Excerpted passage
It was Robbie's 26th birthday and I needed to find a recipe for a party cake. The Internet led me to the Daring Baker's Blogroll. That month's challenge was the Perfect Party Cake. The recipe is pretty basic, although the techniques new to me. The cake and buttercream are made with egg whites. The finished product is light, fluffy and reliable. Rob's b-day cake turned out so well, I decided to make my mother a cake in honor of Mother's Day. The recipe can be amended to any fruit/flavor you desire. Rob's cake was layered with blueberries and the cake and frosting was lemon. For my mother's cake, I went with strawberries and used whipped cream in the layers instead of buttercream.

For the Cake
2 1/4 cups cake flour
1 tablespoon baking powder
½ teaspoon salt
1 ¼ cups whole milk or buttermilk (I prefer buttermilk with the lemon)
4 large egg whites
1 ½ cups sugar
2 teaspoons grated lemon zest
1 stick (8 tablespoons or 4 ounces) unsalted butter, at room temperature
½ teaspoon pure lemon extract

For the Buttercream
1 cup sugar
4 large egg whites
3 sticks (12 ounces) unsalted butter, at room temperature
¼ cup fresh lemon juice (from 2 large lemons)

Written task A
In the listing, copy everything from the line containing "legend-right: Single eye" down to the end of the listing, with both ends included.

Given data
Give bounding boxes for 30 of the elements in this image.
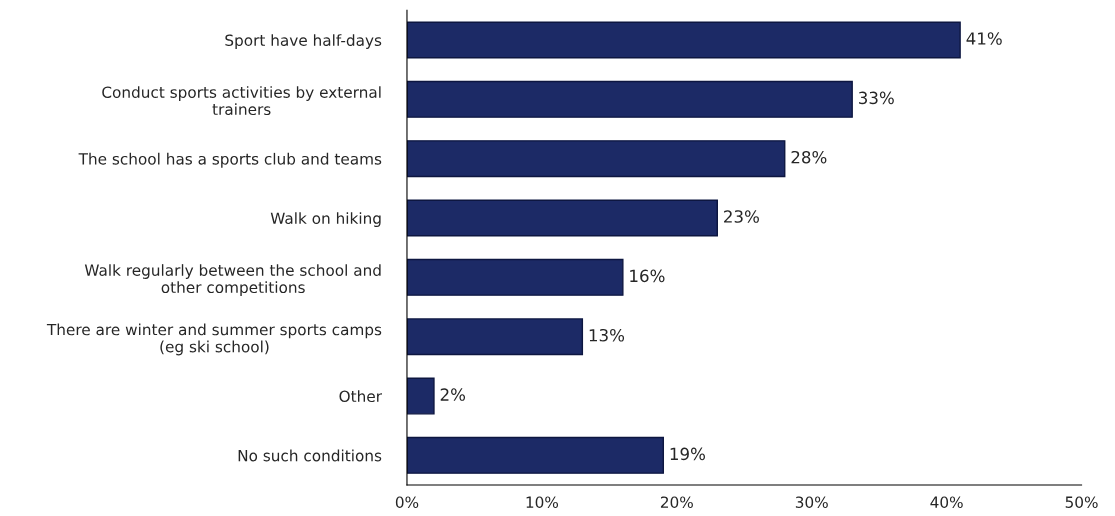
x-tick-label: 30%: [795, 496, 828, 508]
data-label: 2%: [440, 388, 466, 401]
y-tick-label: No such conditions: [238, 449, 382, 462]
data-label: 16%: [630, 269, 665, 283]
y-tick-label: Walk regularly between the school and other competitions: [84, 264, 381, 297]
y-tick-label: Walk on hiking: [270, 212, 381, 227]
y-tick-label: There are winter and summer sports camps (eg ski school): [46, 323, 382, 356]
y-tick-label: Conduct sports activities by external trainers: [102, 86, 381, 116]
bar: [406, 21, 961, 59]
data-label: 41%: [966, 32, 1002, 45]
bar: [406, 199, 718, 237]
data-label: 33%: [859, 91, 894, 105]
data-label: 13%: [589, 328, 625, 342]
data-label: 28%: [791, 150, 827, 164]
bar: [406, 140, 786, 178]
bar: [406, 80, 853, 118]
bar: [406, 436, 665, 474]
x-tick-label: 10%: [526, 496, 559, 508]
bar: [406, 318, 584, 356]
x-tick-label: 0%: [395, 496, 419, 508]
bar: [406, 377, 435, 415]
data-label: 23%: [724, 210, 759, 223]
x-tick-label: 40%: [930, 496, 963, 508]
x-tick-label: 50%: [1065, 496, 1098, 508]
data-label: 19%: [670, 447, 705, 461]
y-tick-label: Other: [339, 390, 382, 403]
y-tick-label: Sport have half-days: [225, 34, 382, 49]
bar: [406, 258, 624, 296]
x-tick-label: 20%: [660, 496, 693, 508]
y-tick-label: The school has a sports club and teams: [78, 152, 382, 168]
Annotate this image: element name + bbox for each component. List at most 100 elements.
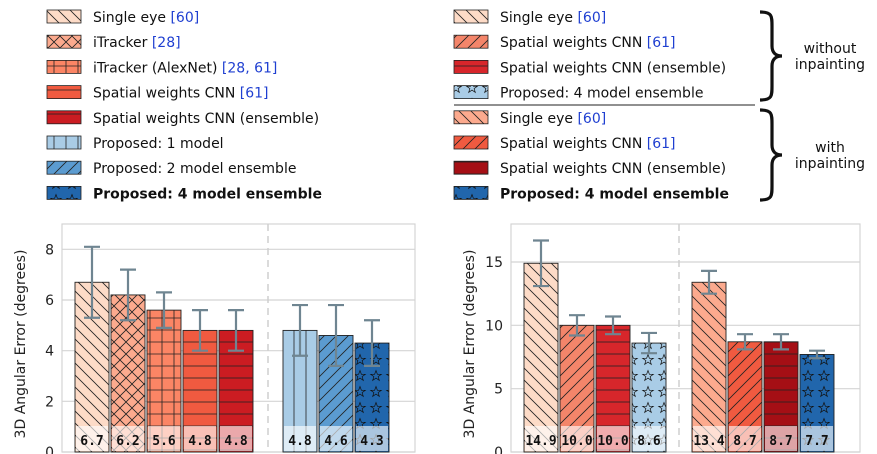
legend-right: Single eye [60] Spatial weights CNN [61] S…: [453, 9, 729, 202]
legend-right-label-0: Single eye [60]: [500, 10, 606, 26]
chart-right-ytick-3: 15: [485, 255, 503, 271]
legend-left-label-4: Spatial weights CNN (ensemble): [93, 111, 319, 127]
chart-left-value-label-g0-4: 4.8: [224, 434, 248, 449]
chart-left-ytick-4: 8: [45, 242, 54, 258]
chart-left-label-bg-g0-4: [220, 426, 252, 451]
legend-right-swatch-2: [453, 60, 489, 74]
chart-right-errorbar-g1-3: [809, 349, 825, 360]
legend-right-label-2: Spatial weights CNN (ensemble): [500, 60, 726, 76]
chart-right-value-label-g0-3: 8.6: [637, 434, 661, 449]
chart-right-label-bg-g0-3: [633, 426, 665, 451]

Written task B
Pick up the lemon party cake recipe where it stops and write the next part.

Expected output A
legend-right: Single eye [60] Spatial weights CNN [61] S…: [453, 9, 729, 202]
legend-right-label-0: Single eye [60]: [500, 10, 606, 26]
chart-right-ytick-3: 15: [485, 255, 503, 271]
legend-left-label-4: Spatial weights CNN (ensemble): [93, 111, 319, 127]
chart-left-value-label-g0-4: 4.8: [224, 434, 248, 449]
chart-left-ytick-4: 8: [45, 242, 54, 258]
chart-left-label-bg-g0-4: [220, 426, 252, 451]
legend-right-swatch-2: [453, 60, 489, 74]
chart-right-errorbar-g1-3: [809, 349, 825, 360]
legend-right-label-2: Spatial weights CNN (ensemble): [500, 60, 726, 76]
chart-right-value-label-g0-3: 8.6: [637, 434, 661, 449]
chart-right-label-bg-g0-3: [633, 426, 665, 451]

Expected output B
1 teaspoon pure vanilla extract

For Finishing
2/3 cup seedless raspberry preserves stirred vigorously or warmed
gently until spreadable
1 container strawberries
1 1/2 small containers blueberries

For the whipped cream
2 cups heavy whipping cream
1/2 cup granulated sugar
1 teaspoon vanilla extract
2 teaspoons Gran Marnier

Getting Ready
Centre a rack in the oven and preheat the oven to 350 degrees F.
Butter two 9 x 2 inch round cake pans and line the bottom of each pan
with a round of buttered parchment or wax paper. Put the pans on a
baking sheet.

To Make the Cake
Sift together the flour, baking powder and salt.
Whisk together the milk and egg whites in a medium bowl.
Put the sugar and lemon zest in a mixer bowl or another large bowl and
rub them together with your fingers until the sugar is moist and
fragrant.
Add the butter and working with the paddle or whisk attachment, or
with a hand mixer, beat at medium speed for a full 3 minutes, until
the butter and sugar are very light.
Beat in the extract, then add one third of the flour mixture, still
beating on medium speed.
Beat in half of the milk-egg mixture, then beat in half of the
remaining dry ingredients until incorporated.
Add the rest of the milk and eggs beating until the batter is
homogeneous, then add the last of the dry ingredients.
Finally, give the batter a good 2- minute beating to ensure that it is
thoroughly mixed and well aerated.
Divide the batter between the two pans and smooth the tops with a
rubber spatula.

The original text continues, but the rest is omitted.